(What you will do):
Report the count of lines containing the word "Area" in the entries below, and nothing more.
# # # # # # #
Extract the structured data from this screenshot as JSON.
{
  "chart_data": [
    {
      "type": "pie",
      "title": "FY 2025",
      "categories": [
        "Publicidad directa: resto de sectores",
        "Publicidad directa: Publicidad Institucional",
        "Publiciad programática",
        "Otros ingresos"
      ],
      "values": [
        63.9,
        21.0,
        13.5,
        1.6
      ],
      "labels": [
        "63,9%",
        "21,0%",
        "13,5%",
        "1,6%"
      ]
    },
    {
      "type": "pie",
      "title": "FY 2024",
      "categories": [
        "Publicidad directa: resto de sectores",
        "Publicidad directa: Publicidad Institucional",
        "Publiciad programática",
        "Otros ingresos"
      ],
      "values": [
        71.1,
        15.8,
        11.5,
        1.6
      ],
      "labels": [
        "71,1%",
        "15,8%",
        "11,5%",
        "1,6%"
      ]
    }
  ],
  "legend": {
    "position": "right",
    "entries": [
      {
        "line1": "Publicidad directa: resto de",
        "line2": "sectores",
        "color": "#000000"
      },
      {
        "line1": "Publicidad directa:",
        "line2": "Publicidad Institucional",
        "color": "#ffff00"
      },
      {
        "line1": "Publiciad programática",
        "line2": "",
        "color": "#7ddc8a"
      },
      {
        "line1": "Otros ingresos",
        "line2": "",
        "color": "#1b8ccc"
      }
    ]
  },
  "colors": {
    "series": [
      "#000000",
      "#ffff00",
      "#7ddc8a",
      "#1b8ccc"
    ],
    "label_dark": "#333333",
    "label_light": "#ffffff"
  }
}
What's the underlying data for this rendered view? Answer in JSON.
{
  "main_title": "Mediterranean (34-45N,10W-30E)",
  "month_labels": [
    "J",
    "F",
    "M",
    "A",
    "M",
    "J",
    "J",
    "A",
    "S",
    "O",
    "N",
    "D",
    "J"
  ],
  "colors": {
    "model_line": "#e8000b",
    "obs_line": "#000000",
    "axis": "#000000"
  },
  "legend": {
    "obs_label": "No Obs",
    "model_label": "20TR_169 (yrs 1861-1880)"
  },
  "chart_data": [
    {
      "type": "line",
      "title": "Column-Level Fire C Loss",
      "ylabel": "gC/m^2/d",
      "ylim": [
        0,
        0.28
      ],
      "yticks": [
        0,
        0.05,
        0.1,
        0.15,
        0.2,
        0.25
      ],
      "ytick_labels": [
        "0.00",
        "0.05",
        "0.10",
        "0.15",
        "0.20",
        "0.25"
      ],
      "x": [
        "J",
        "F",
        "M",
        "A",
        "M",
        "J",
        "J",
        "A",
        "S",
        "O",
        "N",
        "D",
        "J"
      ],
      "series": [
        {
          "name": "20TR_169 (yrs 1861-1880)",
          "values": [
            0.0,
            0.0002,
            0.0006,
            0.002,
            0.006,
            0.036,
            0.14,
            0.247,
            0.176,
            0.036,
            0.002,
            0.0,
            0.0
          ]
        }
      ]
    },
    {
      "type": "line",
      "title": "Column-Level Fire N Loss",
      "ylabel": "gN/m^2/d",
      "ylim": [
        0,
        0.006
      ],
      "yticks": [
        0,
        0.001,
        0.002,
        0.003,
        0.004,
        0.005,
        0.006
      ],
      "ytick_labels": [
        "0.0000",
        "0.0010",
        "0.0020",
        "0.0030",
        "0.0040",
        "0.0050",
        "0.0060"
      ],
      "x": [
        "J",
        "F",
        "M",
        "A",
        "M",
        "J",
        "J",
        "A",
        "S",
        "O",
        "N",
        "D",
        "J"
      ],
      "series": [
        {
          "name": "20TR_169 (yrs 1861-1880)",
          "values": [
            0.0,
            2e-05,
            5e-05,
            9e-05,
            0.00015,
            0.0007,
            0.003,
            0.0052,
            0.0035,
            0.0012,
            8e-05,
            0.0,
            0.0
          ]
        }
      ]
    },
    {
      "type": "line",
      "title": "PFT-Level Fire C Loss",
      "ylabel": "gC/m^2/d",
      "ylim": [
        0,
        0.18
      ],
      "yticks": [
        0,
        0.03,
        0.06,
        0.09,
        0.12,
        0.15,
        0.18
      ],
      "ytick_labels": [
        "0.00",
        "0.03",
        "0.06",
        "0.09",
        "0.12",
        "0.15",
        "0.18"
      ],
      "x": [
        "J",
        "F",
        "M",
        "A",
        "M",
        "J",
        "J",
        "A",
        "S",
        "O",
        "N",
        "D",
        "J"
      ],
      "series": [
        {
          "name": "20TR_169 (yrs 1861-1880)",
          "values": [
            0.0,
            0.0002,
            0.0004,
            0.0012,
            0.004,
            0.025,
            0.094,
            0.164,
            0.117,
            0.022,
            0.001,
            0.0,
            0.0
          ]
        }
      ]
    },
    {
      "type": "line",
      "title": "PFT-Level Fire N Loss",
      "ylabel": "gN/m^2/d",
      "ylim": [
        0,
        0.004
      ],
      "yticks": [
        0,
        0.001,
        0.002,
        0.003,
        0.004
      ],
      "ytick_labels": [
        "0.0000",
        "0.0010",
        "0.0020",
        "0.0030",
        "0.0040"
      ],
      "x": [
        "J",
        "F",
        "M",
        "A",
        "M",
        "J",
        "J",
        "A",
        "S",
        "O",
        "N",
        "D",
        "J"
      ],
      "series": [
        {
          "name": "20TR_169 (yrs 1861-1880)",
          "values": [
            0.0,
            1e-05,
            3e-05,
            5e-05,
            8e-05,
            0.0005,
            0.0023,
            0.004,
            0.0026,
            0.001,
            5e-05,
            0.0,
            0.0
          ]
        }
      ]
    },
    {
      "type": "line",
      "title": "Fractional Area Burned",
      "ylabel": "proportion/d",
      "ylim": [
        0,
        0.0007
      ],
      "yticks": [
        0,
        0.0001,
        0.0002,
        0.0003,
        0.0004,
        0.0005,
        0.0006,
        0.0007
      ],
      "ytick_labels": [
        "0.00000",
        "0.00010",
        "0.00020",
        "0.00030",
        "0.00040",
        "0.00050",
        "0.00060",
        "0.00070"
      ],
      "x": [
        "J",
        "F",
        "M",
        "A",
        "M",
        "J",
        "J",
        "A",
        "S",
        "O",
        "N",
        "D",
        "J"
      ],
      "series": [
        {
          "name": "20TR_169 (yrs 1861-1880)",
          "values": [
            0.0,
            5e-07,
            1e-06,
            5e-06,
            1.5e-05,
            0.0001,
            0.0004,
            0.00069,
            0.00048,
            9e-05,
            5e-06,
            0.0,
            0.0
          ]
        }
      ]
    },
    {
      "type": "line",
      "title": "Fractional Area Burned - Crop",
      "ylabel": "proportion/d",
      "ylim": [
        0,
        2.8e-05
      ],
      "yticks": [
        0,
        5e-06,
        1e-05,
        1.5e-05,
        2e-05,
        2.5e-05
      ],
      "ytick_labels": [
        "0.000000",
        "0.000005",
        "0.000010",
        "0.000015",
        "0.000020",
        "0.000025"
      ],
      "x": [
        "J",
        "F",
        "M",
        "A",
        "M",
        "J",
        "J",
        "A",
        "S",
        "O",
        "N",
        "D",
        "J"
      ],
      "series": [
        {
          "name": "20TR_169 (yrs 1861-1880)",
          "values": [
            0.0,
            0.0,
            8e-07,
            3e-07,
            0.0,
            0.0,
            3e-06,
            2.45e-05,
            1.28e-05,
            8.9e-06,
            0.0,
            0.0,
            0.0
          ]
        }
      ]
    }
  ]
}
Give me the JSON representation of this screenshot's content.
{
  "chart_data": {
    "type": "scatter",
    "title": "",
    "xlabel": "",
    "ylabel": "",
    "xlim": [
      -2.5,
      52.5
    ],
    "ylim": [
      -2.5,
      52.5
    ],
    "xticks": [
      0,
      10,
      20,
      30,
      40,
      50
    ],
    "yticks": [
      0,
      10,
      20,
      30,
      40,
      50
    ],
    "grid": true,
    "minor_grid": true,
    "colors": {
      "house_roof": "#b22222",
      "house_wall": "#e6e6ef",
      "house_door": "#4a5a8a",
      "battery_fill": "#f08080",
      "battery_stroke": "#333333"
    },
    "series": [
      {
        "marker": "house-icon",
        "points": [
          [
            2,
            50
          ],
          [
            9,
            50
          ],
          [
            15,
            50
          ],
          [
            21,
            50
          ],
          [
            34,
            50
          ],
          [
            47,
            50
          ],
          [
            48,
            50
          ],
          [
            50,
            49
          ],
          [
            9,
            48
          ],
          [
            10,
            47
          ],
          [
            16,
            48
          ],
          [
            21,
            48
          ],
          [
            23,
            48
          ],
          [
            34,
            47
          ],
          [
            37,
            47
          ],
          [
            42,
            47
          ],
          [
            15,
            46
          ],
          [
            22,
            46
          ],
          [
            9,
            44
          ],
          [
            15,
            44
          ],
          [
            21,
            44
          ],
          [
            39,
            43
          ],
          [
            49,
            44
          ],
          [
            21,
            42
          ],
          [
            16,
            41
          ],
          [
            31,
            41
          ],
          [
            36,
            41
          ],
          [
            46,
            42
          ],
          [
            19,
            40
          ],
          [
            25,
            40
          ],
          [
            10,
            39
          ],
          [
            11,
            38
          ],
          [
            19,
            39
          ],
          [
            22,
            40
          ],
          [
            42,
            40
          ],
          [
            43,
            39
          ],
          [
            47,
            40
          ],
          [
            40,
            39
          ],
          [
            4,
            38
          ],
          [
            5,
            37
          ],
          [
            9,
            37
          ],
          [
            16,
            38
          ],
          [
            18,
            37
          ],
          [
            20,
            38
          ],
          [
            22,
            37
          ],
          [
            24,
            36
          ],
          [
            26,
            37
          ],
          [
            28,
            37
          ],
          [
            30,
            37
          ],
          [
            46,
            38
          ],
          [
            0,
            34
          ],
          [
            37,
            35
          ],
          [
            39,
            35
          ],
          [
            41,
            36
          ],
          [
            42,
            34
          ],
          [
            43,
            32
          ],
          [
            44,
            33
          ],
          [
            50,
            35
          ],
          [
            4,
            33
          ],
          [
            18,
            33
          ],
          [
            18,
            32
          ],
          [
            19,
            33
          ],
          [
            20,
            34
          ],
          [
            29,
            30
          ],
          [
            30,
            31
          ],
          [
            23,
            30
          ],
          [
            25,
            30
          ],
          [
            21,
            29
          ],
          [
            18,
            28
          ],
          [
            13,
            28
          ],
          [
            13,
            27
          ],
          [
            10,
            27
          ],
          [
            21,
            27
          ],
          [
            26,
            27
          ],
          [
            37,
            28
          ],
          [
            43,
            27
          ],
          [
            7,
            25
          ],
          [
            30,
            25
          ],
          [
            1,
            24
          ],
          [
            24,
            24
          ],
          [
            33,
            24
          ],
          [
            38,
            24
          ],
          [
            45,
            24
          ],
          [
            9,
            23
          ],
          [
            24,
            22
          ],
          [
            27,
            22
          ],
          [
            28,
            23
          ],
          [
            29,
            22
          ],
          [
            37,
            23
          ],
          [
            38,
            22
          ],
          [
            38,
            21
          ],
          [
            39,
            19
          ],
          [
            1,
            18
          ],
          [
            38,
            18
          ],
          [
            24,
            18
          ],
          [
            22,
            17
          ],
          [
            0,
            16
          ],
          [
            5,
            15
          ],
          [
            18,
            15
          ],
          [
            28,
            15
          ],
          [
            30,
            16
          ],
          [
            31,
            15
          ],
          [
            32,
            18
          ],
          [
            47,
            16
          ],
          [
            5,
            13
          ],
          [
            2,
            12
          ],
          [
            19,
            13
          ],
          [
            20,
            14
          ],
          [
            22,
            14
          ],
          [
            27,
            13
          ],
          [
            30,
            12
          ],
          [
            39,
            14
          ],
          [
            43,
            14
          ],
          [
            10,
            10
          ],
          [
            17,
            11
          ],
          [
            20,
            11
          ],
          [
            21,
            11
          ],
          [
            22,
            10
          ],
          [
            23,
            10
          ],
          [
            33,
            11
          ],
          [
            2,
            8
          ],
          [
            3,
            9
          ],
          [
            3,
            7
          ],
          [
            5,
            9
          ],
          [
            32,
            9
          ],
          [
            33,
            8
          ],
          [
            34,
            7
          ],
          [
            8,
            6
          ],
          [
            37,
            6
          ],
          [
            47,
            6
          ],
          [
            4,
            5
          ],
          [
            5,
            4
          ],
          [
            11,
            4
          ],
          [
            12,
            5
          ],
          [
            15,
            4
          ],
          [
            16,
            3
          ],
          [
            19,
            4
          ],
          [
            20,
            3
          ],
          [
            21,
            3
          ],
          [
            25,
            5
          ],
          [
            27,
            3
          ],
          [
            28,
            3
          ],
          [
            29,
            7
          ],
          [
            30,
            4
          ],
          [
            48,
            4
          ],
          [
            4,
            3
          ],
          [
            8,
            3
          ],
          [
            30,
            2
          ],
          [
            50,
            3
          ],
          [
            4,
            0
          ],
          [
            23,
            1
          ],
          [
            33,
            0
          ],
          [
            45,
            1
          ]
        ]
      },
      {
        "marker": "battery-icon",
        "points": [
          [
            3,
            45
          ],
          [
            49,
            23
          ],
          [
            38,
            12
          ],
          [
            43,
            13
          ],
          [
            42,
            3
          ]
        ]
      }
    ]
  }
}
# # # # # # #
(Finished answer):
2